## Objective
Echo back verbatim the lines starting with the one containing "setup-section-title[interactable]: Setup —" and ending with the one containing "icon-label: Icon — [24, 292, 43, 302]", both included.

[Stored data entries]
-- Begin --

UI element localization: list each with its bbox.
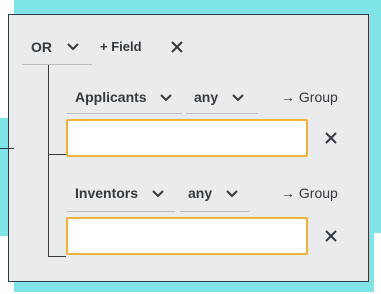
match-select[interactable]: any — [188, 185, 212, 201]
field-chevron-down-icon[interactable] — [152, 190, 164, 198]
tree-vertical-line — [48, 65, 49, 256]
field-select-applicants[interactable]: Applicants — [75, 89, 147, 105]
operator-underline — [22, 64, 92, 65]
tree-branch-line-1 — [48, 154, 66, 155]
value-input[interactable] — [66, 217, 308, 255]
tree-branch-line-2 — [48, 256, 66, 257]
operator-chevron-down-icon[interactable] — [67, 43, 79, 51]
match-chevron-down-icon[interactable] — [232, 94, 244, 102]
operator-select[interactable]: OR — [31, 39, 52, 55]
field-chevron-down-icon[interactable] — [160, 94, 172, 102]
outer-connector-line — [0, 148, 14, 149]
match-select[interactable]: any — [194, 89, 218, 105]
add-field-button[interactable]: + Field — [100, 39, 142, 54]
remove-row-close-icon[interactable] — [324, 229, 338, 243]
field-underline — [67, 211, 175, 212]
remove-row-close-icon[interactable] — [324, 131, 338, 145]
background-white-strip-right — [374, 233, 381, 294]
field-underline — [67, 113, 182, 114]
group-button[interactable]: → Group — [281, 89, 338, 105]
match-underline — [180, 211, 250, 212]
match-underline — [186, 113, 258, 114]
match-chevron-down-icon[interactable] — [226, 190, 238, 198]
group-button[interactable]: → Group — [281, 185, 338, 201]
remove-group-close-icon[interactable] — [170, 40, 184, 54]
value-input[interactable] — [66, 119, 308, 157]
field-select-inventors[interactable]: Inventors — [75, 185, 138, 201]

-- End --
-- Begin --

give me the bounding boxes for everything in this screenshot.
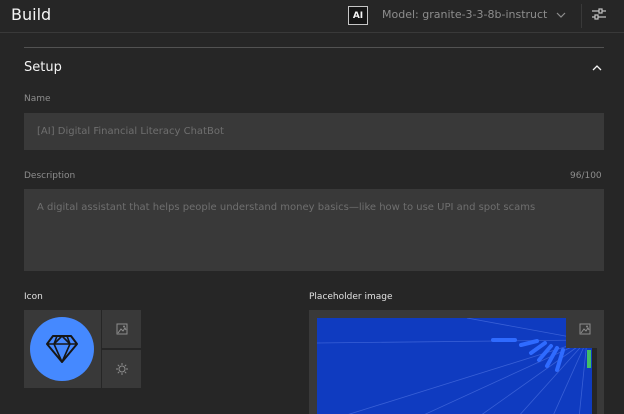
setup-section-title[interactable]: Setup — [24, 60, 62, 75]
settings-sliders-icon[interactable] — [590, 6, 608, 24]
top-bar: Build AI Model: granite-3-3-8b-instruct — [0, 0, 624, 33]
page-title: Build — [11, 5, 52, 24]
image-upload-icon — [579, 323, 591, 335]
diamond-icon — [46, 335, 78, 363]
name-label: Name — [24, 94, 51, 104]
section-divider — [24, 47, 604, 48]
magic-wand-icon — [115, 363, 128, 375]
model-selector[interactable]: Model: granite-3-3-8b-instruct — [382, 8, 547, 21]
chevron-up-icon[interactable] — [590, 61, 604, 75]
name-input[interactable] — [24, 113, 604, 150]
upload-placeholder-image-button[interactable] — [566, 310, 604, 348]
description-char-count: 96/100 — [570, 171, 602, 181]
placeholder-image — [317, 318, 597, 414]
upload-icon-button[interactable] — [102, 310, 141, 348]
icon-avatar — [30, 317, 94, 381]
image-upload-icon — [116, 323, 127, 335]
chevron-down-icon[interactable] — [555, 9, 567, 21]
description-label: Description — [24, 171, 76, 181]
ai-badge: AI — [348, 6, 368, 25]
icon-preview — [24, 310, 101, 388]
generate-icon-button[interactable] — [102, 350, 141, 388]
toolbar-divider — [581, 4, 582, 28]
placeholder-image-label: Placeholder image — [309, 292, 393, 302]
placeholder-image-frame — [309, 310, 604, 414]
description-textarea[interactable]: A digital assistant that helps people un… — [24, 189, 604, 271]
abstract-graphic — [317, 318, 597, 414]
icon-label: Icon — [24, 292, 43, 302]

-- End --

## The reply
setup-section-title[interactable]: Setup — [24, 60, 62, 75]
settings-sliders-icon[interactable] — [590, 6, 608, 24]
top-bar: Build AI Model: granite-3-3-8b-instruct — [0, 0, 624, 33]
page-title: Build — [11, 5, 52, 24]
image-upload-icon — [579, 323, 591, 335]
diamond-icon — [46, 335, 78, 363]
name-label: Name — [24, 94, 51, 104]
section-divider — [24, 47, 604, 48]
magic-wand-icon — [115, 363, 128, 375]
model-selector[interactable]: Model: granite-3-3-8b-instruct — [382, 8, 547, 21]
chevron-up-icon[interactable] — [590, 61, 604, 75]
name-input[interactable] — [24, 113, 604, 150]
upload-placeholder-image-button[interactable] — [566, 310, 604, 348]
description-char-count: 96/100 — [570, 171, 602, 181]
placeholder-image — [317, 318, 597, 414]
upload-icon-button[interactable] — [102, 310, 141, 348]
icon-avatar — [30, 317, 94, 381]
image-upload-icon — [116, 323, 127, 335]
chevron-down-icon[interactable] — [555, 9, 567, 21]
description-label: Description — [24, 171, 76, 181]
ai-badge: AI — [348, 6, 368, 25]
icon-preview — [24, 310, 101, 388]
generate-icon-button[interactable] — [102, 350, 141, 388]
toolbar-divider — [581, 4, 582, 28]
placeholder-image-label: Placeholder image — [309, 292, 393, 302]
placeholder-image-frame — [309, 310, 604, 414]
description-textarea[interactable]: A digital assistant that helps people un… — [24, 189, 604, 271]
abstract-graphic — [317, 318, 597, 414]
icon-label: Icon — [24, 292, 43, 302]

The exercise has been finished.